■ TASK STATEMENT ■
Where a line in the listing below contains the word "amplitude", copy that line.

■ MATERIAL TO PROCESS ■
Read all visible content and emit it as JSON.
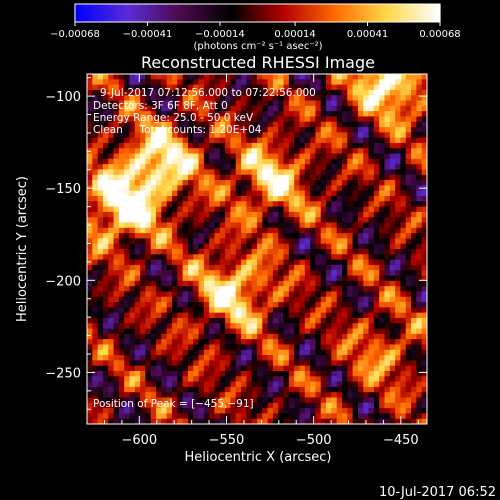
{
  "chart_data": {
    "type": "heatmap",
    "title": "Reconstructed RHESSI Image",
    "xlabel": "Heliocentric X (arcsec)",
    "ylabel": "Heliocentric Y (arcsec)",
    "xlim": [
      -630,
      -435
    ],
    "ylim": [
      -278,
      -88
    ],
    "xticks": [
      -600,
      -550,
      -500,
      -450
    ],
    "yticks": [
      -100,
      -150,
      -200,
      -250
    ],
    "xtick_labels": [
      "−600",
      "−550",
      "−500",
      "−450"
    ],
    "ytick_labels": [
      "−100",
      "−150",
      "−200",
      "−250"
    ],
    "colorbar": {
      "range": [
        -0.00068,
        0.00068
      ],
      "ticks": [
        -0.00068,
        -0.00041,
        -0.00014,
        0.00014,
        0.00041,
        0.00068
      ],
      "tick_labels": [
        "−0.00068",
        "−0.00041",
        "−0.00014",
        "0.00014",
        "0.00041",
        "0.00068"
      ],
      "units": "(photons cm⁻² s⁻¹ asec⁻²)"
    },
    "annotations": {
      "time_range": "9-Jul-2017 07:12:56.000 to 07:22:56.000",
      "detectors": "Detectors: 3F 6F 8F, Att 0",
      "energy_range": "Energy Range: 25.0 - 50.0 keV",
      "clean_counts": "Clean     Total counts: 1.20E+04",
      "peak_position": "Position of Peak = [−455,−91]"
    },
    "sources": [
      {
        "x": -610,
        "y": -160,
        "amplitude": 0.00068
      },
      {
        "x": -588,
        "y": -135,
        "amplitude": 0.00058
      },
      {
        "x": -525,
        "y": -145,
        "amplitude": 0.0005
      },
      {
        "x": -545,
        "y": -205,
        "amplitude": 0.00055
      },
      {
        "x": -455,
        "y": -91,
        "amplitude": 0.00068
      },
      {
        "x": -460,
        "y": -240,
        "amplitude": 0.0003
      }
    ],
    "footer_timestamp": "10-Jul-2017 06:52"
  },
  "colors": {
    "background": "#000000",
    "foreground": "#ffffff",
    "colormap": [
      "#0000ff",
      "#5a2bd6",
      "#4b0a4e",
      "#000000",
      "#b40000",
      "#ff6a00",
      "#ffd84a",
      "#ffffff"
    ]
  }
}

■ PROBLEM SOLUTION ■
        "amplitude": 0.00068
        "amplitude": 0.00058
        "amplitude": 0.0005
        "amplitude": 0.00055
        "amplitude": 0.00068
        "amplitude": 0.0003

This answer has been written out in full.